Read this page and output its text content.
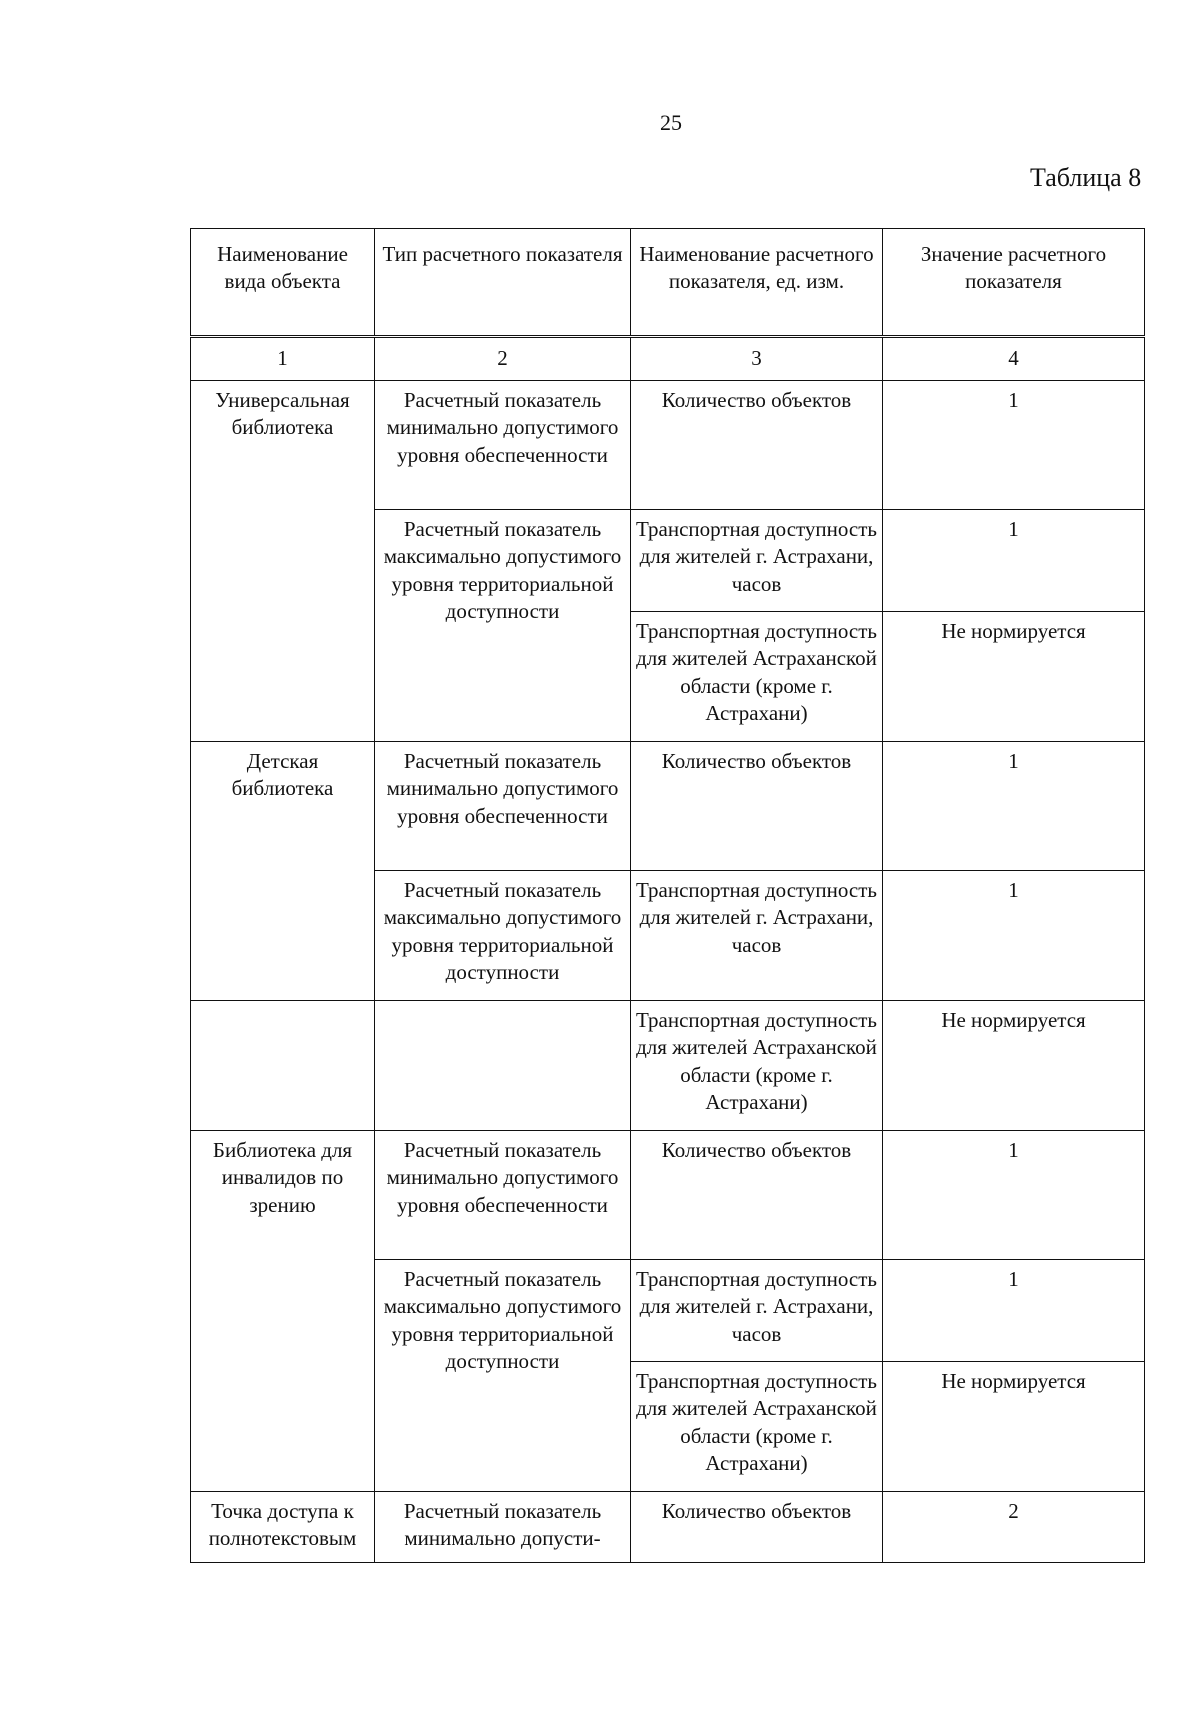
25
Таблица 8
Наименование вида объекта	Тип расчетного показателя	Наименование расчетного показателя, ед. изм.	Значение расчетного показателя
1	2	3	4
Универсальная библиотека	Расчетный показатель минимально допустимого уровня обеспеченности	Количество объектов	1
	Расчетный показатель максимально допустимого уровня территориальной доступности	Транспортная доступность для жителей г. Астрахани, часов	1
		Транспортная доступность для жителей Астраханской области (кроме г. Астрахани)	Не нормируется
Детская библиотека	Расчетный показатель минимально допустимого уровня обеспеченности	Количество объектов	1
	Расчетный показатель максимально допустимого уровня территориальной доступности	Транспортная доступность для жителей г. Астрахани, часов	1
		Транспортная доступность для жителей Астраханской области (кроме г. Астрахани)	Не нормируется
Библиотека для инвалидов по зрению	Расчетный показатель минимально допустимого уровня обеспеченности	Количество объектов	1
	Расчетный показатель максимально допустимого уровня территориальной доступности	Транспортная доступность для жителей г. Астрахани, часов	1
		Транспортная доступность для жителей Астраханской области (кроме г. Астрахани)	Не нормируется
Точка доступа к полнотекстовым	Расчетный показатель минимально допусти-	Количество объектов	2
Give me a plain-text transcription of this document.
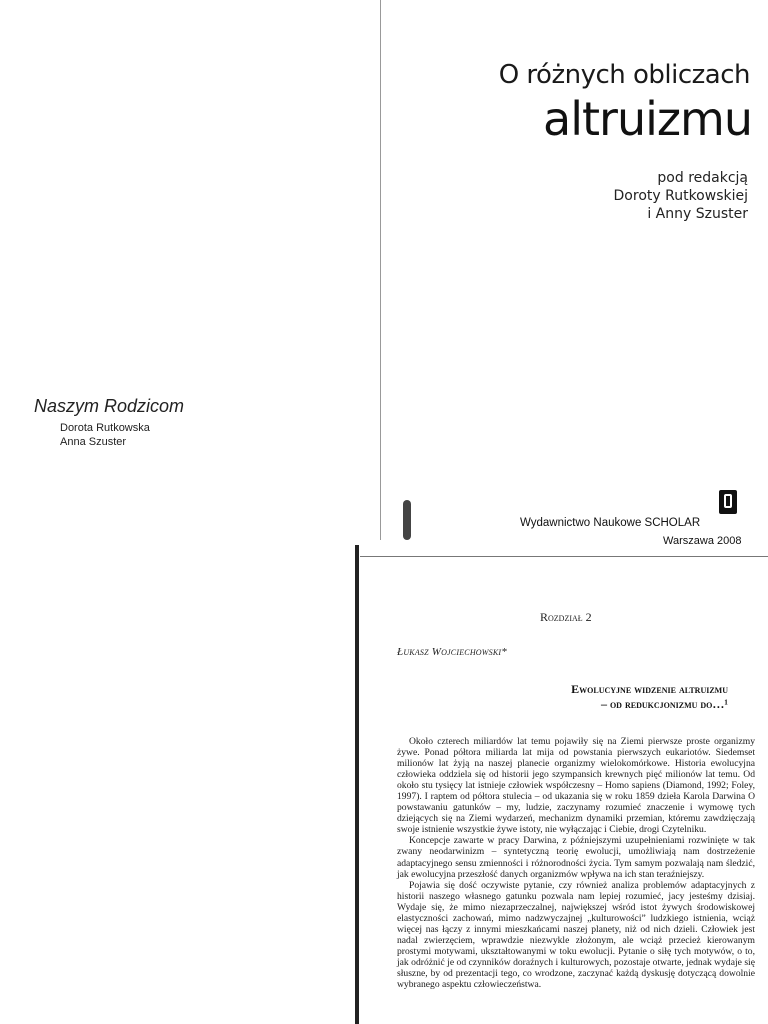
O różnych obliczach
altruizmu
pod redakcją
Doroty Rutkowskiej
i Anny Szuster
Naszym Rodzicom
Dorota Rutkowska
Anna Szuster
Wydawnictwo Naukowe SCHOLAR
Warszawa 2008
Rozdział 2
Łukasz Wojciechowski*
Ewolucyjne widzenie altruizmu
– od redukcjonizmu do…¹

Około czterech miliardów lat temu pojawiły się na Ziemi pierwsze proste organizmy żywe. Ponad półtora miliarda lat mija od powstania pierwszych eukariotów. Siedemset milionów lat żyją na naszej planecie organizmy wielokomórkowe. Historia ewolucyjna człowieka oddziela się od historii jego szympansich krewnych pięć milionów lat temu. Od około stu tysięcy lat istnieje człowiek współczesny – Homo sapiens (Diamond, 1992; Foley, 1997). I raptem od półtora stulecia – od ukazania się w roku 1859 dzieła Karola Darwina O powstawaniu gatunków – my, ludzie, zaczynamy rozumieć znaczenie i wymowę tych dziejących się na Ziemi wydarzeń, mechanizm dynamiki przemian, któremu zawdzięczają swoje istnienie wszystkie żywe istoty, nie wyłączając i Ciebie, drogi Czytelniku.

Koncepcje zawarte w pracy Darwina, z późniejszymi uzupełnieniami rozwinięte w tak zwany neodarwinizm – syntetyczną teorię ewolucji, umożliwiają nam dostrzeżenie adaptacyjnego sensu zmienności i różnorodności życia. Tym samym pozwalają nam śledzić, jak ewolucyjna przeszłość danych organizmów wpływa na ich stan teraźniejszy.

Pojawia się dość oczywiste pytanie, czy również analiza problemów adaptacyjnych z historii naszego własnego gatunku pozwala nam lepiej rozumieć, jacy jesteśmy dzisiaj. Wydaje się, że mimo niezaprzeczalnej, największej wśród istot żywych środowiskowej elastyczności zachowań, mimo nadzwyczajnej „kulturowości” ludzkiego istnienia, wciąż więcej nas łączy z innymi mieszkańcami naszej planety, niż od nich dzieli. Człowiek jest nadal zwierzęciem, wprawdzie niezwykle złożonym, ale wciąż przecież kierowanym prostymi motywami, ukształtowanymi w toku ewolucji. Pytanie o siłę tych motywów, o to, jak odróżnić je od czynników doraźnych i kulturowych, pozostaje otwarte, jednak wydaje się słuszne, by od prezentacji tego, co wrodzone, zaczynać każdą dyskusję dotyczącą dowolnie wybranego aspektu człowieczeństwa.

_AIM OF THE TASK:_
Write out the records above once more, word for word, with no pictures.

_WORKED ANSWER:_
Read this page and output its text content.
25
Таблица 8
Наименование вида объекта	Тип расчетного показателя	Наименование расчетного показателя, ед. изм.	Значение расчетного показателя
1	2	3	4
Универсальная библиотека	Расчетный показатель минимально допустимого уровня обеспеченности	Количество объектов	1
	Расчетный показатель максимально допустимого уровня территориальной доступности	Транспортная доступность для жителей г. Астрахани, часов	1
		Транспортная доступность для жителей Астраханской области (кроме г. Астрахани)	Не нормируется
Детская библиотека	Расчетный показатель минимально допустимого уровня обеспеченности	Количество объектов	1
	Расчетный показатель максимально допустимого уровня территориальной доступности	Транспортная доступность для жителей г. Астрахани, часов	1
		Транспортная доступность для жителей Астраханской области (кроме г. Астрахани)	Не нормируется
Библиотека для инвалидов по зрению	Расчетный показатель минимально допустимого уровня обеспеченности	Количество объектов	1
	Расчетный показатель максимально допустимого уровня территориальной доступности	Транспортная доступность для жителей г. Астрахани, часов	1
		Транспортная доступность для жителей Астраханской области (кроме г. Астрахани)	Не нормируется
Точка доступа к полнотекстовым	Расчетный показатель минимально допусти-	Количество объектов	2
Give me a plain-text transcription of this document.
O różnych obliczach
altruizmu
pod redakcją
Doroty Rutkowskiej
i Anny Szuster
Naszym Rodzicom
Dorota Rutkowska
Anna Szuster
Wydawnictwo Naukowe SCHOLAR
Warszawa 2008
Rozdział 2
Łukasz Wojciechowski*
Ewolucyjne widzenie altruizmu
– od redukcjonizmu do…¹

Około czterech miliardów lat temu pojawiły się na Ziemi pierwsze proste organizmy żywe. Ponad półtora miliarda lat mija od powstania pierwszych eukariotów. Siedemset milionów lat żyją na naszej planecie organizmy wielokomórkowe. Historia ewolucyjna człowieka oddziela się od historii jego szympansich krewnych pięć milionów lat temu. Od około stu tysięcy lat istnieje człowiek współczesny – Homo sapiens (Diamond, 1992; Foley, 1997). I raptem od półtora stulecia – od ukazania się w roku 1859 dzieła Karola Darwina O powstawaniu gatunków – my, ludzie, zaczynamy rozumieć znaczenie i wymowę tych dziejących się na Ziemi wydarzeń, mechanizm dynamiki przemian, któremu zawdzięczają swoje istnienie wszystkie żywe istoty, nie wyłączając i Ciebie, drogi Czytelniku.

Koncepcje zawarte w pracy Darwina, z późniejszymi uzupełnieniami rozwinięte w tak zwany neodarwinizm – syntetyczną teorię ewolucji, umożliwiają nam dostrzeżenie adaptacyjnego sensu zmienności i różnorodności życia. Tym samym pozwalają nam śledzić, jak ewolucyjna przeszłość danych organizmów wpływa na ich stan teraźniejszy.

Pojawia się dość oczywiste pytanie, czy również analiza problemów adaptacyjnych z historii naszego własnego gatunku pozwala nam lepiej rozumieć, jacy jesteśmy dzisiaj. Wydaje się, że mimo niezaprzeczalnej, największej wśród istot żywych środowiskowej elastyczności zachowań, mimo nadzwyczajnej „kulturowości” ludzkiego istnienia, wciąż więcej nas łączy z innymi mieszkańcami naszej planety, niż od nich dzieli. Człowiek jest nadal zwierzęciem, wprawdzie niezwykle złożonym, ale wciąż przecież kierowanym prostymi motywami, ukształtowanymi w toku ewolucji. Pytanie o siłę tych motywów, o to, jak odróżnić je od czynników doraźnych i kulturowych, pozostaje otwarte, jednak wydaje się słuszne, by od prezentacji tego, co wrodzone, zaczynać każdą dyskusję dotyczącą dowolnie wybranego aspektu człowieczeństwa.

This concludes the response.